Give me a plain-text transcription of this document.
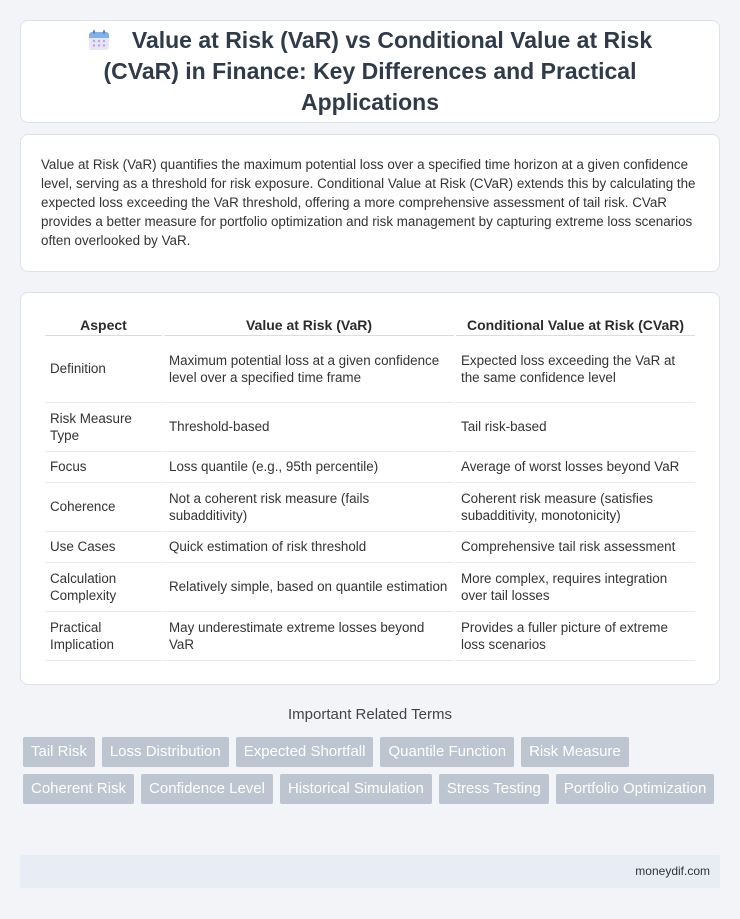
Value at Risk (VaR) vs Conditional Value at Risk (CVaR) in Finance: Key Differences and Practical Applications

Value at Risk (VaR) quantifies the maximum potential loss over a specified time horizon at a given confidence level, serving as a threshold for risk exposure. Conditional Value at Risk (CVaR) extends this by calculating the expected loss exceeding the VaR threshold, offering a more comprehensive assessment of tail risk. CVaR provides a better measure for portfolio optimization and risk management by capturing extreme loss scenarios often overlooked by VaR.

Aspect	Value at Risk (VaR)	Conditional Value at Risk (CVaR)
Definition	Maximum potential loss at a given confidence level over a specified time frame	Expected loss exceeding the VaR at the same confidence level
Risk Measure Type	Threshold-based	Tail risk-based
Focus	Loss quantile (e.g., 95th percentile)	Average of worst losses beyond VaR
Coherence	Not a coherent risk measure (fails subadditivity)	Coherent risk measure (satisfies subadditivity, monotonicity)
Use Cases	Quick estimation of risk threshold	Comprehensive tail risk assessment
Calculation Complexity	Relatively simple, based on quantile estimation	More complex, requires integration over tail losses
Practical Implication	May underestimate extreme losses beyond VaR	Provides a fuller picture of extreme loss scenarios
Important Related Terms
Tail Risk	Loss Distribution	Expected Shortfall	Quantile Function	Risk Measure
Coherent Risk	Confidence Level	Historical Simulation	Stress Testing	Portfolio Optimization
moneydif.com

= = = =

## [PROMPT]
Return all the lines that contain the string "estimation".

## [TASK SOLUTION]
Use Cases	Quick estimation of risk threshold	Comprehensive tail risk assessment
Calculation Complexity	Relatively simple, based on quantile estimation	More complex, requires integration over tail losses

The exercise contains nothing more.